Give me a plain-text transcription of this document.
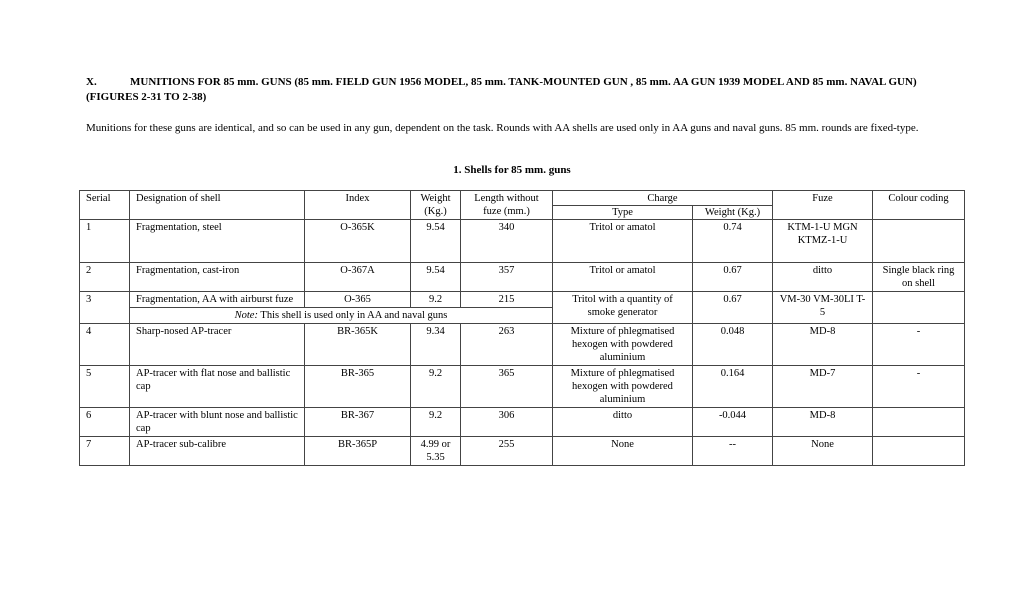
X.	MUNITIONS FOR 85 mm. GUNS (85 mm. FIELD GUN 1956 MODEL, 85 mm. TANK-MOUNTED GUN , 85 mm. AA GUN 1939 MODEL AND 85 mm. NAVAL GUN) (FIGURES 2-31 TO 2-38)
Munitions for these guns are identical, and so can be used in any gun, dependent on the task. Rounds with AA shells are used only in AA guns and naval guns. 85 mm. rounds are fixed-type.
1. Shells for 85 mm. guns
Serial	Designation of shell	Index	Weight (Kg.)	Length without fuze (mm.)	Charge		Fuze	Colour coding
					Type	Weight (Kg.)		
1	Fragmentation, steel	O-365K	9.54	340	Tritol or amatol	0.74	KTM-1-U MGN KTMZ-1-U	
2	Fragmentation, cast-iron	O-367A	9.54	357	Tritol or amatol	0.67	ditto	Single black ring on shell
3	Fragmentation, AA with airburst fuze	O-365	9.2	215	Tritol with a quantity of smoke generator	0.67	VM-30 VM-30LI T-5	
	Note: This shell is used only in AA and naval guns							
4	Sharp-nosed AP-tracer	BR-365K	9.34	263	Mixture of phlegmatised hexogen with powdered aluminium	0.048	MD-8	-
5	AP-tracer with flat nose and ballistic cap	BR-365	9.2	365	Mixture of phlegmatised hexogen with powdered aluminium	0.164	MD-7	-
6	AP-tracer with blunt nose and ballistic cap	BR-367	9.2	306	ditto	-0.044	MD-8	
7	AP-tracer sub-calibre	BR-365P	4.99 or 5.35	255	None	--	None	
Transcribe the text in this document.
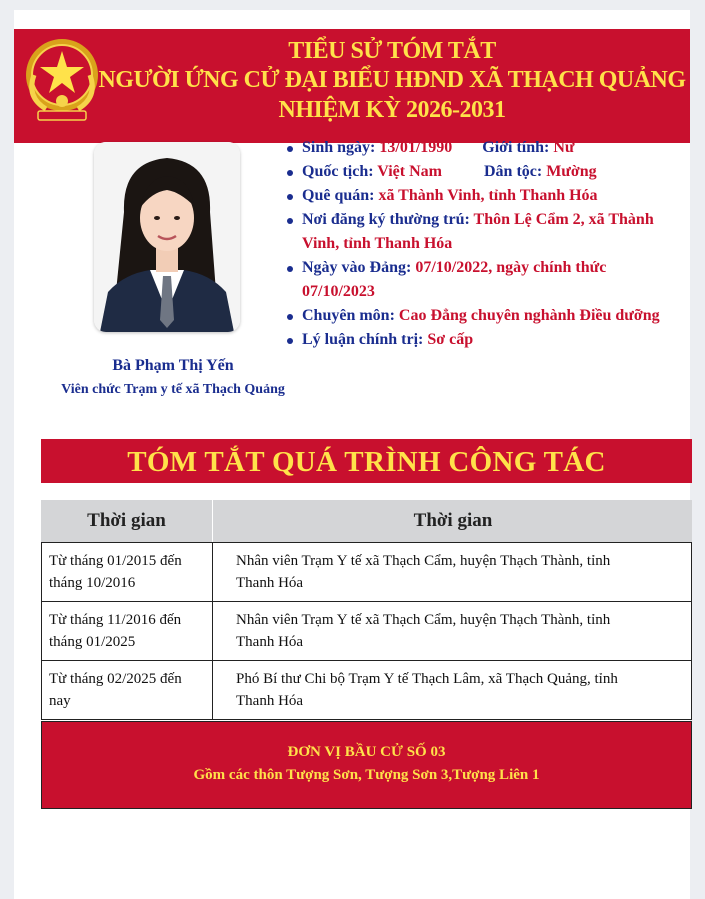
TIỂU SỬ TÓM TẮT
NGƯỜI ỨNG CỬ ĐẠI BIỂU HĐND XÃ THẠCH QUẢNG
NHIỆM KỲ 2026-2031
Bà Phạm Thị Yến
Viên chức Trạm y tế xã Thạch Quảng
Sinh ngày: 13/01/1990 Giới tính: Nữ
Quốc tịch: Việt Nam	Dân tộc: Mường
Quê quán: xã Thành Vinh, tỉnh Thanh Hóa
Nơi đăng ký thường trú: Thôn Lệ Cẩm 2, xã Thành
Vinh, tỉnh Thanh Hóa
Ngày vào Đảng: 07/10/2022, ngày chính thức
07/10/2023
Chuyên môn: Cao Đẳng chuyên nghành Điều dưỡng
Lý luận chính trị: Sơ cấp
TÓM TẮT QUÁ TRÌNH CÔNG TÁC
Thời gian	Thời gian
Từ tháng 01/2015 đến
tháng 10/2016
Nhân viên Trạm Y tế xã Thạch Cẩm, huyện Thạch Thành, tỉnh
Thanh Hóa
Từ tháng 11/2016 đến
tháng 01/2025
Nhân viên Trạm Y tế xã Thạch Cẩm, huyện Thạch Thành, tỉnh
Thanh Hóa
Từ tháng 02/2025 đến nay
Phó Bí thư Chi bộ Trạm Y tế Thạch Lâm, xã Thạch Quảng, tỉnh
Thanh Hóa
ĐƠN VỊ BẦU CỬ SỐ 03
Gồm các thôn Tượng Sơn, Tượng Sơn 3,Tượng Liên 1
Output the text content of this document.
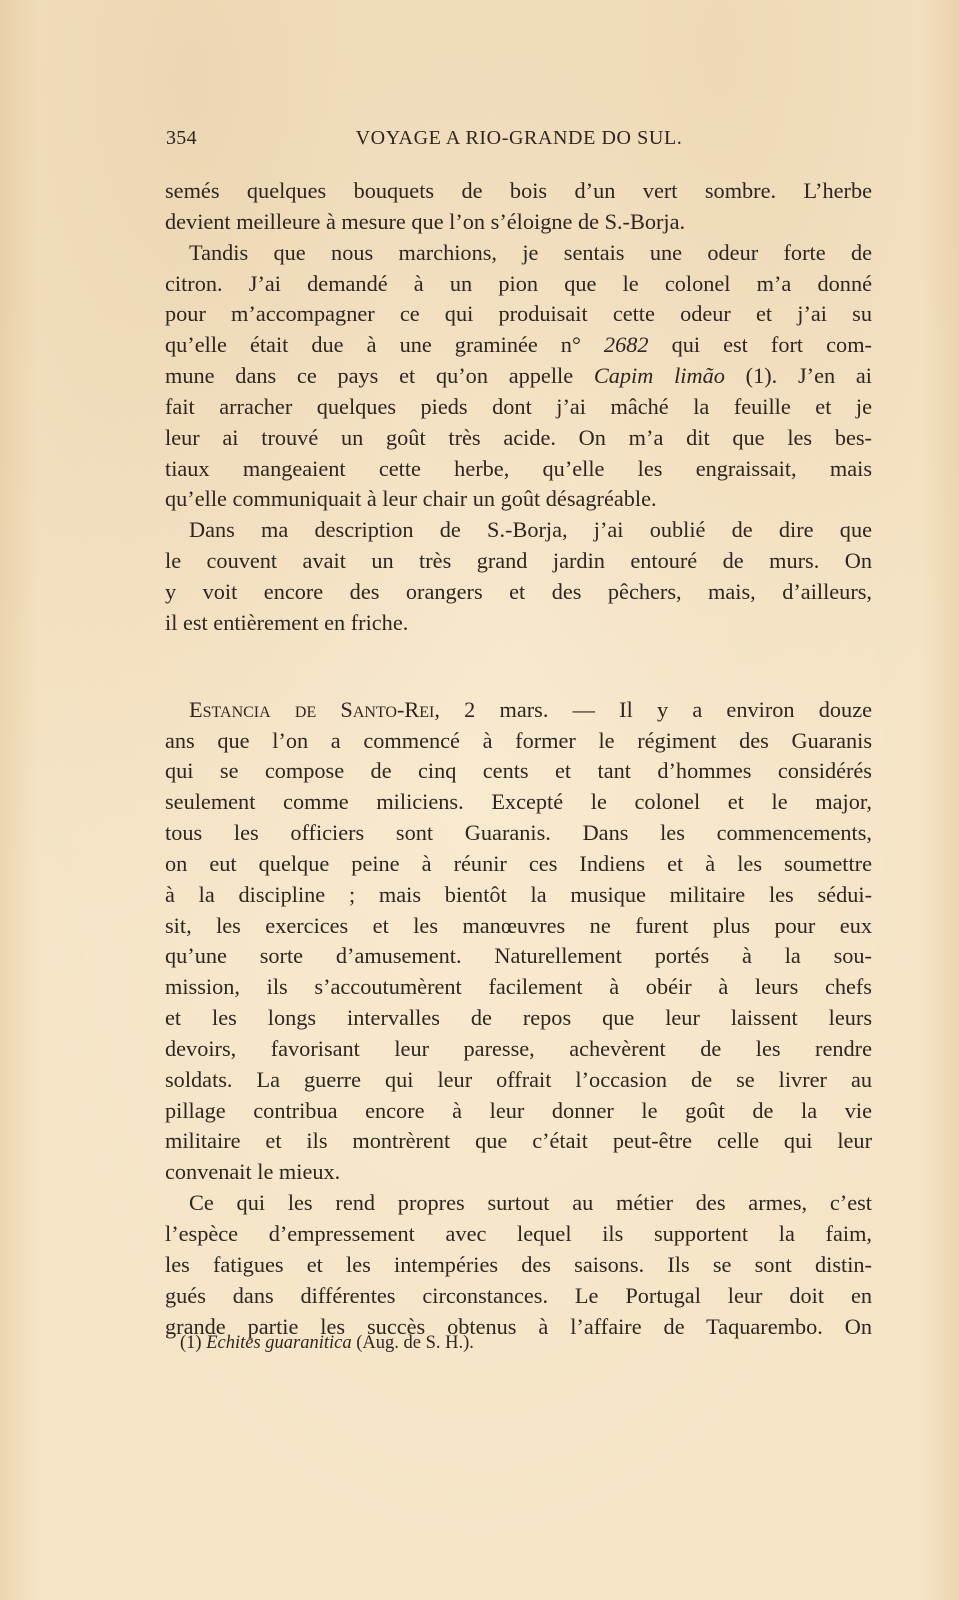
354	VOYAGE A RIO-GRANDE DO SUL.
semés quelques bouquets de bois d’un vert sombre. L’herbe
devient meilleure à mesure que l’on s’éloigne de S.-Borja.
Tandis que nous marchions, je sentais une odeur forte de
citron. J’ai demandé à un pion que le colonel m’a donné
pour m’accompagner ce qui produisait cette odeur et j’ai su
qu’elle était due à une graminée n° 2682 qui est fort com-
mune dans ce pays et qu’on appelle Capim limão (1). J’en ai
fait arracher quelques pieds dont j’ai mâché la feuille et je
leur ai trouvé un goût très acide. On m’a dit que les bes-
tiaux mangeaient cette herbe, qu’elle les engraissait, mais
qu’elle communiquait à leur chair un goût désagréable.
Dans ma description de S.-Borja, j’ai oublié de dire que
le couvent avait un très grand jardin entouré de murs. On
y voit encore des orangers et des pêchers, mais, d’ailleurs,
il est entièrement en friche.
Estancia de Santo-Rei, 2 mars. — Il y a environ douze
ans que l’on a commencé à former le régiment des Guaranis
qui se compose de cinq cents et tant d’hommes considérés
seulement comme miliciens. Excepté le colonel et le major,
tous les officiers sont Guaranis. Dans les commencements,
on eut quelque peine à réunir ces Indiens et à les soumettre
à la discipline ; mais bientôt la musique militaire les sédui-
sit, les exercices et les manœuvres ne furent plus pour eux
qu’une sorte d’amusement. Naturellement portés à la sou-
mission, ils s’accoutumèrent facilement à obéir à leurs chefs
et les longs intervalles de repos que leur laissent leurs
devoirs, favorisant leur paresse, achevèrent de les rendre
soldats. La guerre qui leur offrait l’occasion de se livrer au
pillage contribua encore à leur donner le goût de la vie
militaire et ils montrèrent que c’était peut-être celle qui leur
convenait le mieux.
Ce qui les rend propres surtout au métier des armes, c’est
l’espèce d’empressement avec lequel ils supportent la faim,
les fatigues et les intempéries des saisons. Ils se sont distin-
gués dans différentes circonstances. Le Portugal leur doit en
grande partie les succès obtenus à l’affaire de Taquarembo. On
(1) Echites guaranitica (Aug. de S. H.).
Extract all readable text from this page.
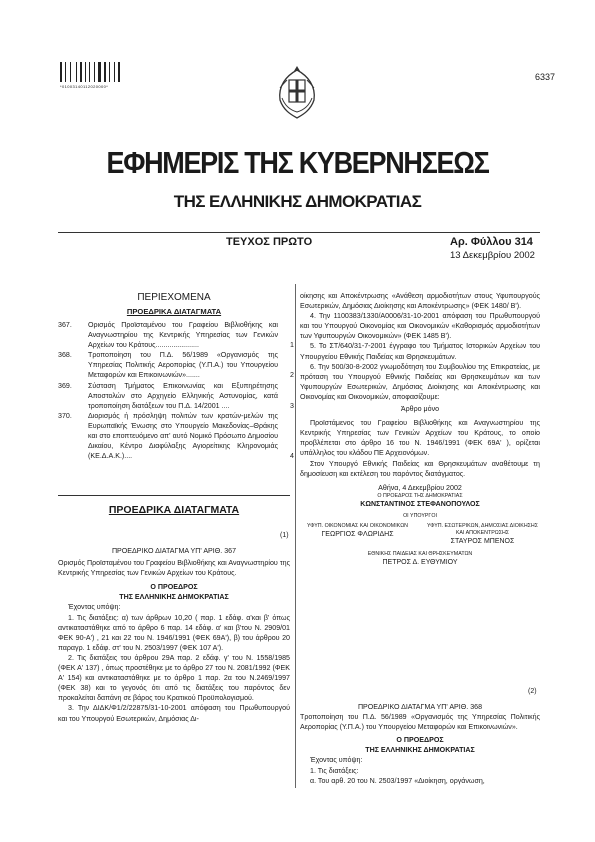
*01003140112020000*
6337
ΕΦΗΜΕΡΙΣ ΤΗΣ ΚΥΒΕΡΝΗΣΕΩΣ
ΤΗΣ ΕΛΛΗΝΙΚΗΣ ΔΗΜΟΚΡΑΤΙΑΣ
ΤΕΥΧΟΣ ΠΡΩΤΟ	Αρ. Φύλλου 314
13 Δεκεμβρίου 2002
ΠΕΡΙΕΧΟΜΕΝΑ
ΠΡΟΕΔΡΙΚΑ ΔΙΑΤΑΓΜΑΤΑ
367. Ορισμός Προϊσταμένου του Γραφείου Βιβλιοθήκης και Αναγνωστηρίου της Κεντρικής Υπηρεσίας των Γενικών Αρχείων του Κράτους......................	1
368. Τροποποίηση του Π.Δ. 56/1989 «Οργανισμός της Υπηρεσίας Πολιτικής Αεροπορίας (Υ.Π.Α.) του Υπουργείου Μεταφορών και Επικοινωνιών».......	2
369. Σύσταση Τμήματος Επικοινωνίας και Εξυπηρέτησης Αποστολών στο Αρχηγείο Ελληνικής Αστυνομίας, κατά τροποποίηση διατάξεων του Π.Δ. 14/2001 ....	3
370. Διορισμός ή πρόσληψη πολιτών των κρατών-μελών της Ευρωπαϊκής Ένωσης στο Υπουργείο Μακεδονίας–Θράκης και στο εποπτευόμενο απ' αυτό Νομικό Πρόσωπο Δημοσίου Δικαίου, Κέντρο Διαφύλαξης Αγιορείτικης Κληρονομιάς (ΚΕ.Δ.Α.Κ.)....	4
ΠΡΟΕΔΡΙΚΑ ΔΙΑΤΑΓΜΑΤΑ
(1)
ΠΡΟΕΔΡΙΚΟ ΔΙΑΤΑΓΜΑ ΥΠ' ΑΡΙΘ. 367
Ορισμός Προϊσταμένου του Γραφείου Βιβλιοθήκης και Αναγνωστηρίου της Κεντρικής Υπηρεσίας των Γενικών Αρχείων του Κράτους.
Ο ΠΡΟΕΔΡΟΣ
ΤΗΣ ΕΛΛΗΝΙΚΗΣ ΔΗΜΟΚΡΑΤΙΑΣ
Έχοντας υπόψη:
1. Τις διατάξεις: α) των άρθρων 10,20 ( παρ. 1 εδάφ. α'και β' όπως αντικαταστάθηκε από το άρθρο 6 παρ. 14 εδάφ. α' και β'του Ν. 2909/01 ΦΕΚ 90-Α') , 21 και 22 του Ν. 1946/1991 (ΦΕΚ 69Α'), β) του άρθρου 20 παραγρ. 1 εδάφ. στ' του Ν. 2503/1997 (ΦΕΚ 107 Α').
2. Τις διατάξεις του άρθρου 29Α παρ. 2 εδάφ. γ' του Ν. 1558/1985 (ΦΕΚ Α' 137) , όπως προστέθηκε με το άρθρο 27 του Ν. 2081/1992 (ΦΕΚ Α' 154) και αντικαταστάθηκε με το άρθρο 1 παρ. 2α του Ν.2469/1997 (ΦΕΚ 38) και το γεγονός ότι από τις διατάξεις του παρόντος δεν προκαλείται δαπάνη σε βάρος του Κρατικού Προϋπολογισμού.
3. Την ΔΙΔΚ/Φ1/2/22875/31-10-2001 απόφαση του Πρωθυπουργού και του Υπουργού Εσωτερικών, Δημόσιας Δι-
οίκησης και Αποκέντρωσης «Ανάθεση αρμοδιοτήτων στους Υφυπουργούς Εσωτερικών, Δημόσιας Διοίκησης και Αποκέντρωσης» (ΦΕΚ 1480/ Β').
4. Την 1100383/1330/Α0006/31-10-2001 απόφαση του Πρωθυπουργού και του Υπουργού Οικονομίας και Οικονομικών «Καθορισμός αρμοδιοτήτων των Υφυπουργών Οικονομικών» (ΦΕΚ 1485 Β').
5. Το ΣΤ/640/31-7-2001 έγγραφο του Τμήματος Ιστορικών Αρχείων του Υπουργείου Εθνικής Παιδείας και Θρησκευμάτων.
6. Την 500/30-8-2002 γνωμοδότηση του Συμβουλίου της Επικρατείας, με πρόταση του Υπουργού Εθνικής Παιδείας και Θρησκευμάτων και των Υφυπουργών Εσωτερικών, Δημόσιας Διοίκησης και Αποκέντρωσης και Οικονομίας και Οικονομικών, αποφασίζουμε:
Άρθρο μόνο
Προϊστάμενος του Γραφείου Βιβλιοθήκης και Αναγνωστηρίου της Κεντρικής Υπηρεσίας των Γενικών Αρχείων του Κράτους, το οποίο προβλέπεται στο άρθρο 16 του Ν. 1946/1991 (ΦΕΚ 69Α' ), ορίζεται υπάλληλος του κλάδου ΠΕ Αρχειονόμων.
Στον Υπουργό Εθνικής Παιδείας και Θρησκευμάτων αναθέτουμε τη δημοσίευση και εκτέλεση του παρόντος διατάγματος.
Αθήνα, 4 Δεκεμβρίου 2002
Ο ΠΡΟΕΔΡΟΣ ΤΗΣ ΔΗΜΟΚΡΑΤΙΑΣ
ΚΩΝΣΤΑΝΤΙΝΟΣ ΣΤΕΦΑΝΟΠΟΥΛΟΣ
ΟΙ ΥΠΟΥΡΓΟΙ
ΥΦΥΠ. ΟΙΚΟΝΟΜΙΑΣ ΚΑΙ ΟΙΚΟΝΟΜΙΚΩΝ
ΓΕΩΡΓΙΟΣ ΦΛΩΡΙΔΗΣ
ΥΦΥΠ. ΕΣΩΤΕΡΙΚΩΝ, ΔΗΜΟΣΙΑΣ ΔΙΟΙΚΗΣΗΣ ΚΑΙ ΑΠΟΚΕΝΤΡΩΣΗΣ
ΣΤΑΥΡΟΣ ΜΠΕΝΟΣ
ΕΘΝΙΚΗΣ ΠΑΙΔΕΙΑΣ ΚΑΙ ΘΡΗΣΚΕΥΜΑΤΩΝ
ΠΕΤΡΟΣ Δ. ΕΥΘΥΜΙΟΥ
(2)
ΠΡΟΕΔΡΙΚΟ ΔΙΑΤΑΓΜΑ ΥΠ' ΑΡΙΘ. 368
Τροποποίηση του Π.Δ. 56/1989 «Οργανισμός της Υπηρεσίας Πολιτικής Αεροπορίας (Υ.Π.Α.) του Υπουργείου Μεταφορών και Επικοινωνιών».
Ο ΠΡΟΕΔΡΟΣ
ΤΗΣ ΕΛΛΗΝΙΚΗΣ ΔΗΜΟΚΡΑΤΙΑΣ
Έχοντας υπόψη:
1. Τις διατάξεις:
α. Του αρθ. 20 του Ν. 2503/1997 «Διοίκηση, οργάνωση,
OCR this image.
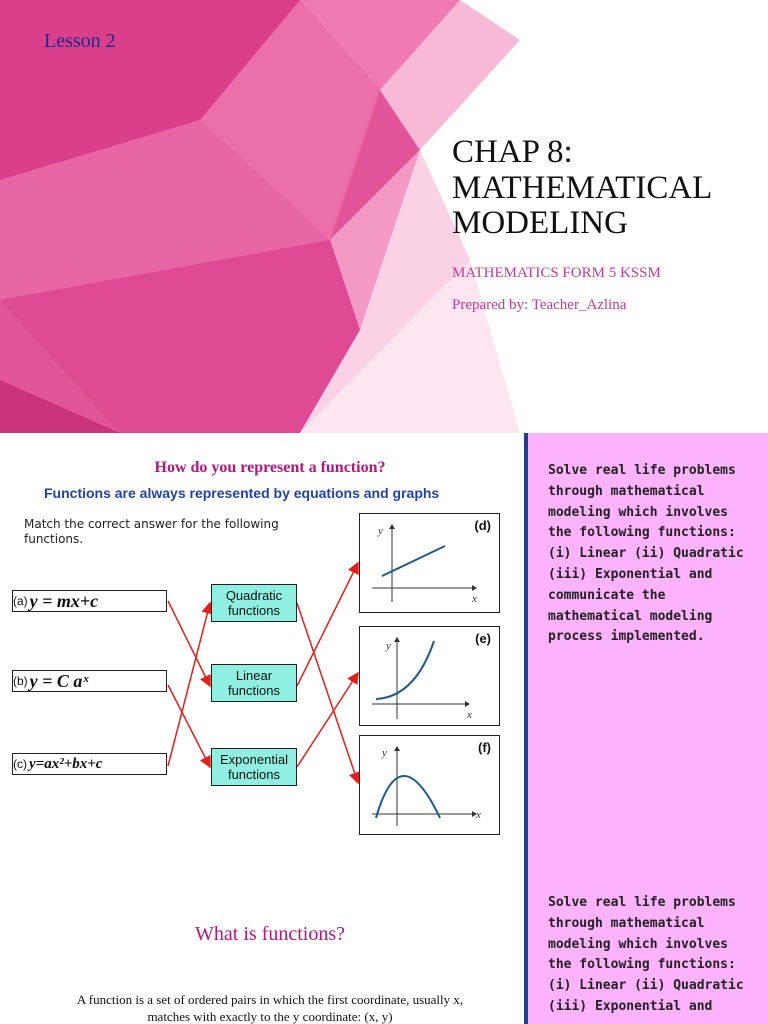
Lesson 2
CHAP 8:
MATHEMATICAL
MODELING
MATHEMATICS FORM 5 KSSM
Prepared by: Teacher_Azlina
How do you represent a function?
Functions are always represented by equations and graphs
Match the correct answer for the following functions.
(a) y = mx+c
(b) y = C aˣ
(c) y=ax²+bx+c
Quadratic functions
Linear functions
Exponential functions
(d)
y
x
(e)
y
x
(f)
y
x
Solve real life problems through mathematical modeling which involves the following functions: (i) Linear (ii) Quadratic (iii) Exponential and communicate the mathematical modeling process implemented.
What is functions?
A function is a set of ordered pairs in which the first coordinate, usually x, matches with exactly to the y coordinate: (x, y)
Solve real life problems through mathematical modeling which involves the following functions: (i) Linear (ii) Quadratic (iii) Exponential and
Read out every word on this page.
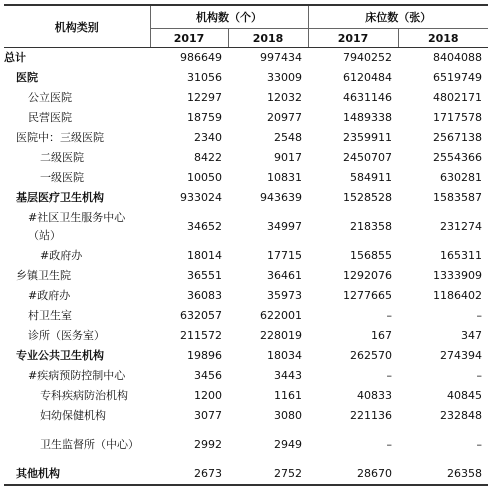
机构类别	机构数（个）		床位数（张）	
	2017	2018	2017	2018
总计	986649	997434	7940252	8404088
医院	31056	33009	6120484	6519749
公立医院	12297	12032	4631146	4802171
民营医院	18759	20977	1489338	1717578
医院中：三级医院	2340	2548	2359911	2567138
二级医院	8422	9017	2450707	2554366
一级医院	10050	10831	584911	630281
基层医疗卫生机构	933024	943639	1528528	1583587
#社区卫生服务中心（站）	34652	34997	218358	231274
#政府办	18014	17715	156855	165311
乡镇卫生院	36551	36461	1292076	1333909
#政府办	36083	35973	1277665	1186402
村卫生室	632057	622001	–	–
诊所（医务室）	211572	228019	167	347
专业公共卫生机构	19896	18034	262570	274394
#疾病预防控制中心	3456	3443	–	–
专科疾病防治机构	1200	1161	40833	40845
妇幼保健机构	3077	3080	221136	232848
卫生监督所（中心）	2992	2949	–	–
其他机构	2673	2752	28670	26358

----

- [Written task]: Copy all lines in the listing above where the string "Tritol" appears.

- [Response to this task]:
1	Fragmentation, steel	O-365K	9.54	340	Tritol or amatol	0.74	KTM-1-U MGN KTMZ-1-U	
2	Fragmentation, cast-iron	O-367A	9.54	357	Tritol or amatol	0.67	ditto	Single black ring on shell
3	Fragmentation, AA with airburst fuze	O-365	9.2	215	Tritol with a quantity of smoke generator	0.67	VM-30 VM-30LI T-5	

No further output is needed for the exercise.